(EXERCISE BRIEF) Copy out every row below, changing "bicycle" to "bike" and leaving everything else as it is.

(EXERCISE INPUT)

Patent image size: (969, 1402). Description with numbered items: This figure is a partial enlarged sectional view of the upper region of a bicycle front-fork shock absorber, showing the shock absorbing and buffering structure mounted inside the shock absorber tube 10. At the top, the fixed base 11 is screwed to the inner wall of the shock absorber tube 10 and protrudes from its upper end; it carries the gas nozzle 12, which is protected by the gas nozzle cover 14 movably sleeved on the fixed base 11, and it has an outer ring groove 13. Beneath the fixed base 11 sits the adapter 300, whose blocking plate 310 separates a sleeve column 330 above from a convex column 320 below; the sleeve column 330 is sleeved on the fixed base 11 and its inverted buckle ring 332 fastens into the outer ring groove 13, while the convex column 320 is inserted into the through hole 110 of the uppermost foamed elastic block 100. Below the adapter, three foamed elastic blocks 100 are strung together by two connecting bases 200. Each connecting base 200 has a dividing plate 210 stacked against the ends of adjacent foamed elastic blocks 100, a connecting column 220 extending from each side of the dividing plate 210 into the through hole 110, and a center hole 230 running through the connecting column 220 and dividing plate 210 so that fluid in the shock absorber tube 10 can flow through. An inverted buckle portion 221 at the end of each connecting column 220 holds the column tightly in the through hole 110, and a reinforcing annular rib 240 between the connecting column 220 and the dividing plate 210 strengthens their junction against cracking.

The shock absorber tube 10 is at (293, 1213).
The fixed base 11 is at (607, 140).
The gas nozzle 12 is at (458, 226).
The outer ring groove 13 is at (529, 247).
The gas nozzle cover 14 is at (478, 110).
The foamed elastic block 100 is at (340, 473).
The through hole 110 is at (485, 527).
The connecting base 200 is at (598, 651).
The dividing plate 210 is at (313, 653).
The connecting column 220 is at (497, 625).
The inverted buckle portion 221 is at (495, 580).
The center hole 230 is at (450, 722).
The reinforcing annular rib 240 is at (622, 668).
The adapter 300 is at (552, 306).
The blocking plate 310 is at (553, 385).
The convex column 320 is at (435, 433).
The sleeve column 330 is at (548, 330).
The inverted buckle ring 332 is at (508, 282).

(SOLUTION TO THIS TASK)
Patent image size: (969, 1402). Description with numbered items: This figure is a partial enlarged sectional view of the upper region of a bike front-fork shock absorber, showing the shock absorbing and buffering structure mounted inside the shock absorber tube 10. At the top, the fixed base 11 is screwed to the inner wall of the shock absorber tube 10 and protrudes from its upper end; it carries the gas nozzle 12, which is protected by the gas nozzle cover 14 movably sleeved on the fixed base 11, and it has an outer ring groove 13. Beneath the fixed base 11 sits the adapter 300, whose blocking plate 310 separates a sleeve column 330 above from a convex column 320 below; the sleeve column 330 is sleeved on the fixed base 11 and its inverted buckle ring 332 fastens into the outer ring groove 13, while the convex column 320 is inserted into the through hole 110 of the uppermost foamed elastic block 100. Below the adapter, three foamed elastic blocks 100 are strung together by two connecting bases 200. Each connecting base 200 has a dividing plate 210 stacked against the ends of adjacent foamed elastic blocks 100, a connecting column 220 extending from each side of the dividing plate 210 into the through hole 110, and a center hole 230 running through the connecting column 220 and dividing plate 210 so that fluid in the shock absorber tube 10 can flow through. An inverted buckle portion 221 at the end of each connecting column 220 holds the column tightly in the through hole 110, and a reinforcing annular rib 240 between the connecting column 220 and the dividing plate 210 strengthens their junction against cracking.

The shock absorber tube 10 is at (293, 1213).
The fixed base 11 is at (607, 140).
The gas nozzle 12 is at (458, 226).
The outer ring groove 13 is at (529, 247).
The gas nozzle cover 14 is at (478, 110).
The foamed elastic block 100 is at (340, 473).
The through hole 110 is at (485, 527).
The connecting base 200 is at (598, 651).
The dividing plate 210 is at (313, 653).
The connecting column 220 is at (497, 625).
The inverted buckle portion 221 is at (495, 580).
The center hole 230 is at (450, 722).
The reinforcing annular rib 240 is at (622, 668).
The adapter 300 is at (552, 306).
The blocking plate 310 is at (553, 385).
The convex column 320 is at (435, 433).
The sleeve column 330 is at (548, 330).
The inverted buckle ring 332 is at (508, 282).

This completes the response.